Keep only the lines that hold the string "Receipt", filtering out the rest of the entries below.
### Supplied entries ###
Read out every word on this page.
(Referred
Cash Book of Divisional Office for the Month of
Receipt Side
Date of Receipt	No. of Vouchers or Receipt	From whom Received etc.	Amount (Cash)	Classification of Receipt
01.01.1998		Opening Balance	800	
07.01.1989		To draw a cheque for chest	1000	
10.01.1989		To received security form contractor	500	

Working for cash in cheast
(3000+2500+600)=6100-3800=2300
###
■ **Exercise answer**
Receipt Side
Date of Receipt	No. of Vouchers or Receipt	From whom Received etc.	Amount (Cash)	Classification of Receipt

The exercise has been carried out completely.